EXERCISE BRIEF: Print the material unchanged, from its very first line through the line containing "- top-navbar: Alejandro", including that line.

ENTRIES SUPPLIED:
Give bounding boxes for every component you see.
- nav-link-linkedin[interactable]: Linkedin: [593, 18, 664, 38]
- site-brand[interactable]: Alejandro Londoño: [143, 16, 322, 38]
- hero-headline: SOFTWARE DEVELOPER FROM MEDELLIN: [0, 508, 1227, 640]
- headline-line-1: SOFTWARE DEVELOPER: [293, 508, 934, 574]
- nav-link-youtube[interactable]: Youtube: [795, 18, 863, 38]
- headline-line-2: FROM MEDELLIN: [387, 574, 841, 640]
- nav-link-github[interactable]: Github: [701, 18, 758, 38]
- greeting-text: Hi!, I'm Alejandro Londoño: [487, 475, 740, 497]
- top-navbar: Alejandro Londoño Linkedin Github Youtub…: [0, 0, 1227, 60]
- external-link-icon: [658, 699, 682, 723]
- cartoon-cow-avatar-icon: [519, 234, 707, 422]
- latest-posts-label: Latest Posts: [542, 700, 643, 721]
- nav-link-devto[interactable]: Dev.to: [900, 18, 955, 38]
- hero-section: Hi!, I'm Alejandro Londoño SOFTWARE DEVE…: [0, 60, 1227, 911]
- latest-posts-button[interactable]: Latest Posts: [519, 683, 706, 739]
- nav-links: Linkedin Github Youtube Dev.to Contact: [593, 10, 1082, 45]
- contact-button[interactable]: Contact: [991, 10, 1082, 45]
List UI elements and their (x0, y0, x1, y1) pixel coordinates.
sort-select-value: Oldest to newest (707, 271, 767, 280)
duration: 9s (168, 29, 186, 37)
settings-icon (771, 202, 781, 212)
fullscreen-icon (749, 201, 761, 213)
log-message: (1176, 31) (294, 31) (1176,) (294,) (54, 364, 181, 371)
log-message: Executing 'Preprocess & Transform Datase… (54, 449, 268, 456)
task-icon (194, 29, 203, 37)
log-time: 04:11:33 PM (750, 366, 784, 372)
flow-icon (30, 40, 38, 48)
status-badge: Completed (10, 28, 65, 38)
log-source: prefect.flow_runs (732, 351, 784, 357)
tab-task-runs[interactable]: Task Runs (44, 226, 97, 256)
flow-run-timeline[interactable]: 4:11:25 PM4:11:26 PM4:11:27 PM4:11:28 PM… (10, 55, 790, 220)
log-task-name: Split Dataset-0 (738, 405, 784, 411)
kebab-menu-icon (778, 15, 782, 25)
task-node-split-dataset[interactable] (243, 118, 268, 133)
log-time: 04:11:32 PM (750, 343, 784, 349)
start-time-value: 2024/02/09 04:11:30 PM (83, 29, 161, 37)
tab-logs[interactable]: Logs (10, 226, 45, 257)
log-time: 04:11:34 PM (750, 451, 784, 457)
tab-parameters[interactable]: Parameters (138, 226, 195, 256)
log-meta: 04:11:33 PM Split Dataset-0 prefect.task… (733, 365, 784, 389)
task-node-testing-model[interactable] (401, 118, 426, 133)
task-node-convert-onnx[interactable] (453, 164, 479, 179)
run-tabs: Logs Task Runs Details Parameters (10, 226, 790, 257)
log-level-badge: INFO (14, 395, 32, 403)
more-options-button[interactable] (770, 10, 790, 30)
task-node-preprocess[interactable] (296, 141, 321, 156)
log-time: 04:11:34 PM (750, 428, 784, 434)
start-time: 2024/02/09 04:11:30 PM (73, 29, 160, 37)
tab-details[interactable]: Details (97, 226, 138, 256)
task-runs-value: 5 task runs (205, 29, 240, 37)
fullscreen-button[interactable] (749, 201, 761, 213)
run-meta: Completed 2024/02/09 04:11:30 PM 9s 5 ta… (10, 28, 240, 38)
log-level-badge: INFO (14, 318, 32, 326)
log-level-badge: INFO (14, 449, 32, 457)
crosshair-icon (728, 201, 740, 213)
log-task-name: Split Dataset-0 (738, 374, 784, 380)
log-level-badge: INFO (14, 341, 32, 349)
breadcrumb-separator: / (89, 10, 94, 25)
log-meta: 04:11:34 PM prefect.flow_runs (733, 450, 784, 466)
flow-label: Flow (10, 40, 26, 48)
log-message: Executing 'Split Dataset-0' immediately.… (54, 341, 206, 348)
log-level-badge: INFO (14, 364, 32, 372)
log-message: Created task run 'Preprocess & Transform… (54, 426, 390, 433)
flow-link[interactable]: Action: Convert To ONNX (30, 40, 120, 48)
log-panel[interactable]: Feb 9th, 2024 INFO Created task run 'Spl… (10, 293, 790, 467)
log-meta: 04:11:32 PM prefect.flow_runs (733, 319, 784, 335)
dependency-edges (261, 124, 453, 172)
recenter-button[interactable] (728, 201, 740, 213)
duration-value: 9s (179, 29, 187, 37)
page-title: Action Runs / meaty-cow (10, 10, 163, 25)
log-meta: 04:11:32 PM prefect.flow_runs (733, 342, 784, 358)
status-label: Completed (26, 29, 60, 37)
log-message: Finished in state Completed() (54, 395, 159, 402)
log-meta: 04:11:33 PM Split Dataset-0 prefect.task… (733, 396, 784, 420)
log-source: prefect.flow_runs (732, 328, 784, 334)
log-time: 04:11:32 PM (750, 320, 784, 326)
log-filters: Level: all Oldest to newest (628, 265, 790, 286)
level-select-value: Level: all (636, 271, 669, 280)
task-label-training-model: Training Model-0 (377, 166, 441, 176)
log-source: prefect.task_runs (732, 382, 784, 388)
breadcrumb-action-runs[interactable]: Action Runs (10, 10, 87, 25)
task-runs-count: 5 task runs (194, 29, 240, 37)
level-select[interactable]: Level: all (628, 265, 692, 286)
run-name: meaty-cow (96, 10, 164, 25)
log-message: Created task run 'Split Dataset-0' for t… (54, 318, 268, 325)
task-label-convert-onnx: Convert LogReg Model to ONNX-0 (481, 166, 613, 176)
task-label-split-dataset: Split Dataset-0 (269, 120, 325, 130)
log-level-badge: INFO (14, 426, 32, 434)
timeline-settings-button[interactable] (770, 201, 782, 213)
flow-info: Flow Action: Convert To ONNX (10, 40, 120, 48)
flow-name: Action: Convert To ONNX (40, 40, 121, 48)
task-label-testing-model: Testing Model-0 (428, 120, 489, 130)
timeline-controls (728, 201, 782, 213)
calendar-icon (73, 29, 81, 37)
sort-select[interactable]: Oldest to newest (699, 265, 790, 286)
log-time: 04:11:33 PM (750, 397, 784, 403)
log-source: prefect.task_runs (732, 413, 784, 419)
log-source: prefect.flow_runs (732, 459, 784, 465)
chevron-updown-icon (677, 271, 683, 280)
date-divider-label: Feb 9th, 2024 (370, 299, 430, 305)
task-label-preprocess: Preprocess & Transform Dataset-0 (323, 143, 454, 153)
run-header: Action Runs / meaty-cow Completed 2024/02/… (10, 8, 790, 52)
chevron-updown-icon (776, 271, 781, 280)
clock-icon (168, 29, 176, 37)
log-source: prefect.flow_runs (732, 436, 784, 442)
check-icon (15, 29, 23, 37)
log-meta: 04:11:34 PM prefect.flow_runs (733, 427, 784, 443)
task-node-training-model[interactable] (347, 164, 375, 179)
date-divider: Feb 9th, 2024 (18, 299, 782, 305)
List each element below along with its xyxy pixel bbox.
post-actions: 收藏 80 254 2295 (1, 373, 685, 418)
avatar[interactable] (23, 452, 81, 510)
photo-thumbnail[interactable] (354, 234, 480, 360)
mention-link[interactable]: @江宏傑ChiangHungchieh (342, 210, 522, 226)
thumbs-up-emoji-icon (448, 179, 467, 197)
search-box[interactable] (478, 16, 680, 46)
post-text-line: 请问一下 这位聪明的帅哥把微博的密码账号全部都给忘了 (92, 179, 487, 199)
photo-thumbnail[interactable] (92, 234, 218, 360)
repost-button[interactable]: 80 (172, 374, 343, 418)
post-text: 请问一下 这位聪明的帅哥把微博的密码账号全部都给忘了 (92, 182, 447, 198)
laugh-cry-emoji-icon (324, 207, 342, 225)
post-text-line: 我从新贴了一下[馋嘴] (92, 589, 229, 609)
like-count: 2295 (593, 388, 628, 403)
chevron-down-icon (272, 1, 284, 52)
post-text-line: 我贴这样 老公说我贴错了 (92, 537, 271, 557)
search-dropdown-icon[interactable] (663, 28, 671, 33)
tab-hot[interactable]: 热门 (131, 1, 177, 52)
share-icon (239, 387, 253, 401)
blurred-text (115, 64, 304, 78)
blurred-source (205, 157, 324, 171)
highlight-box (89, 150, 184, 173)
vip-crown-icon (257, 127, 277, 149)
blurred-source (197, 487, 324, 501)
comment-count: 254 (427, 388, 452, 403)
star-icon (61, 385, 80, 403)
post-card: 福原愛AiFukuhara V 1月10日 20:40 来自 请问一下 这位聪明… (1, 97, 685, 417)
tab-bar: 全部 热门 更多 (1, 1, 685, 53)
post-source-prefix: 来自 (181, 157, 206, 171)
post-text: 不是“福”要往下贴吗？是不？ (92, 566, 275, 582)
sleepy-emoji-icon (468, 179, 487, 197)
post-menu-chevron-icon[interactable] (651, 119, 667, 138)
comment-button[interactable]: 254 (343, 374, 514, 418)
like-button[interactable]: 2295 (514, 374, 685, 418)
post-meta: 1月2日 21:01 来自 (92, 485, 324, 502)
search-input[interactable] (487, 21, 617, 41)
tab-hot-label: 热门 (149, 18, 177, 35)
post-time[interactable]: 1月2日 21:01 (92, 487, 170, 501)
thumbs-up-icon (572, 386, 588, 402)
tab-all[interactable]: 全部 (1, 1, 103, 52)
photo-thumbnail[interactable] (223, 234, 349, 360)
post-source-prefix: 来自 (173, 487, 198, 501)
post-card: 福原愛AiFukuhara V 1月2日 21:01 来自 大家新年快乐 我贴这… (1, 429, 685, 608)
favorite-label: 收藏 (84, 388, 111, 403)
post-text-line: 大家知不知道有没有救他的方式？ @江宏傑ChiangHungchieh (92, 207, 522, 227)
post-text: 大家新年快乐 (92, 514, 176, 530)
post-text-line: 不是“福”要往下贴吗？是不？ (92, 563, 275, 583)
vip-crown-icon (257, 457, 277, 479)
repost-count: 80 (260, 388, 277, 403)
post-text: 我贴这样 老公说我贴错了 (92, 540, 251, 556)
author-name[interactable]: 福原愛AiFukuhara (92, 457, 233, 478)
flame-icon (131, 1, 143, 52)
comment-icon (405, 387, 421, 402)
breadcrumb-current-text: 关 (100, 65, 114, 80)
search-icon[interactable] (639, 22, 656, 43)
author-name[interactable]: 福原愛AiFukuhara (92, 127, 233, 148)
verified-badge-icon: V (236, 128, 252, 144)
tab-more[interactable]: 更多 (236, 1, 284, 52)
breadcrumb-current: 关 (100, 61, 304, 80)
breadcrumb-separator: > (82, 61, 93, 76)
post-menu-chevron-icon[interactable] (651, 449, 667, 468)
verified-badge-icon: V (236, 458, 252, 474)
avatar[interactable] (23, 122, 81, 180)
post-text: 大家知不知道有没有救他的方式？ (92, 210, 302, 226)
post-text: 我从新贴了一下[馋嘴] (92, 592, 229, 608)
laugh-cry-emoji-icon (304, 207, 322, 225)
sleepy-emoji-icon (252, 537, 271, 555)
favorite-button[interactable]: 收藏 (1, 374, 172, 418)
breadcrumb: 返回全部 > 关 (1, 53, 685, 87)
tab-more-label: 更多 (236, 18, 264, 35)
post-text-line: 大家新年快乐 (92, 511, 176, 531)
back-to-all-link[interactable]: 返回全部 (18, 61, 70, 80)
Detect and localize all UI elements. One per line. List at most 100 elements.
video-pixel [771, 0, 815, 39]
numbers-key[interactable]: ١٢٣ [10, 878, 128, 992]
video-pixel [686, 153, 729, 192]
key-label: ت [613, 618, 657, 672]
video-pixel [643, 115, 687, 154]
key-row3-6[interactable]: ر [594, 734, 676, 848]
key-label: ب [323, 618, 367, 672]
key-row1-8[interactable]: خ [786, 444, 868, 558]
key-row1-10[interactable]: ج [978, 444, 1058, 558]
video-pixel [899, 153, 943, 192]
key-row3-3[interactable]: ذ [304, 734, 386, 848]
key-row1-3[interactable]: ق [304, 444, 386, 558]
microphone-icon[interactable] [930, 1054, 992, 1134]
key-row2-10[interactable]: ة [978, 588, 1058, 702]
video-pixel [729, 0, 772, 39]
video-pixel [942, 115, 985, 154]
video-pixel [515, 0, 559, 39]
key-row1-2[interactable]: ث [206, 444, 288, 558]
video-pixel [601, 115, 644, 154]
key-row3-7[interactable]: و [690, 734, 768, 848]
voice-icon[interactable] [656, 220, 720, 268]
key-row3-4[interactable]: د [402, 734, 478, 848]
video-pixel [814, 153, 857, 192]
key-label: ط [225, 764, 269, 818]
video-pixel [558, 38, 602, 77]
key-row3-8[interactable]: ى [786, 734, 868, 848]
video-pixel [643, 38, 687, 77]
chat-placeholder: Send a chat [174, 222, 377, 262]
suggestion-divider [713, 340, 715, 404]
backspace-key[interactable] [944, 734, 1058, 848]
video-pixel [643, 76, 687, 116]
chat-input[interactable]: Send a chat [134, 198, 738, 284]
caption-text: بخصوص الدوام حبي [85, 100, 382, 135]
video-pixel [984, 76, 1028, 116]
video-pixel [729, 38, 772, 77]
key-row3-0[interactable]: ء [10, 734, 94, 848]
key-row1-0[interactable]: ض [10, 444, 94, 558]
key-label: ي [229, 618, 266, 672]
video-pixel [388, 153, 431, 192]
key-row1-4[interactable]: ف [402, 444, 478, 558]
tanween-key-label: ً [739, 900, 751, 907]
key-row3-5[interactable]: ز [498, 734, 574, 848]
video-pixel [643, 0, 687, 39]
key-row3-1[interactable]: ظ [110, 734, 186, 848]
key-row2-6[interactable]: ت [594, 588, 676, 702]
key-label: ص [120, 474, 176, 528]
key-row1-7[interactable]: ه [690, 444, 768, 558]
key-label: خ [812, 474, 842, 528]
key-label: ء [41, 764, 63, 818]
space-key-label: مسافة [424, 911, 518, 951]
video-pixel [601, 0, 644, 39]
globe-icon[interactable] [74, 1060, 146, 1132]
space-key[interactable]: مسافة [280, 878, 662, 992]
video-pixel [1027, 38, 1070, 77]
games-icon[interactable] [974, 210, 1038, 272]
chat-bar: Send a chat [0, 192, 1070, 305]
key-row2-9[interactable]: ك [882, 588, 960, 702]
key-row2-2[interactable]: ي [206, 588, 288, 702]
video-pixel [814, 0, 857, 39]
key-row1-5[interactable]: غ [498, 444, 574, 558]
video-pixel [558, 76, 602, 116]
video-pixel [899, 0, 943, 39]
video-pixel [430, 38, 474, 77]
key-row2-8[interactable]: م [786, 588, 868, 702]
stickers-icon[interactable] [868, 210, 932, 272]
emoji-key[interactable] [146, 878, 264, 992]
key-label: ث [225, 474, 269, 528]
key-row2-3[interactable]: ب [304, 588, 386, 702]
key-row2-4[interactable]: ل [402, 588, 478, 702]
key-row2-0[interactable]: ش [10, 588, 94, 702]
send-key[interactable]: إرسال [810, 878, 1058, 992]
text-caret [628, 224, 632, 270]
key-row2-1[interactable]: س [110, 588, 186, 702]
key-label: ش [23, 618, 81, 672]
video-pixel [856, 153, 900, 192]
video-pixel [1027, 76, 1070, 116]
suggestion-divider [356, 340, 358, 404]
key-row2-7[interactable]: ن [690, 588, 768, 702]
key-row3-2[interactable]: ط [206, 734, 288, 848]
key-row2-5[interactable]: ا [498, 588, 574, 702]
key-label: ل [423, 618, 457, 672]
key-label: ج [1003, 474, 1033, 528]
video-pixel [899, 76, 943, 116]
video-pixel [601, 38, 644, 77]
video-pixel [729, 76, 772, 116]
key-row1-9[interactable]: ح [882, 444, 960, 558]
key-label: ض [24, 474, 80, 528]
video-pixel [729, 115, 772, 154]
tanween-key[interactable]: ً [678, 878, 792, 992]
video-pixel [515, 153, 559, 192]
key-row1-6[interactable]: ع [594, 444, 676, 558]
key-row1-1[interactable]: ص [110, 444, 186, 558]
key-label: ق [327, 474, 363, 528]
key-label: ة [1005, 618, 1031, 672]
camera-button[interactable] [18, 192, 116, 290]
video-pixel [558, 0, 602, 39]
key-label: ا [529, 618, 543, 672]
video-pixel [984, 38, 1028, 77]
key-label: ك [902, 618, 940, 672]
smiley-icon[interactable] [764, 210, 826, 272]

SOLUTION FOR THIS EXERCISE:
Give bounding boxes for every component you see.
- nav-link-linkedin[interactable]: Linkedin: [593, 18, 664, 38]
- site-brand[interactable]: Alejandro Londoño: [143, 16, 322, 38]
- hero-headline: SOFTWARE DEVELOPER FROM MEDELLIN: [0, 508, 1227, 640]
- headline-line-1: SOFTWARE DEVELOPER: [293, 508, 934, 574]
- nav-link-youtube[interactable]: Youtube: [795, 18, 863, 38]
- headline-line-2: FROM MEDELLIN: [387, 574, 841, 640]
- nav-link-github[interactable]: Github: [701, 18, 758, 38]
- greeting-text: Hi!, I'm Alejandro Londoño: [487, 475, 740, 497]
- top-navbar: Alejandro Londoño Linkedin Github Youtub…: [0, 0, 1227, 60]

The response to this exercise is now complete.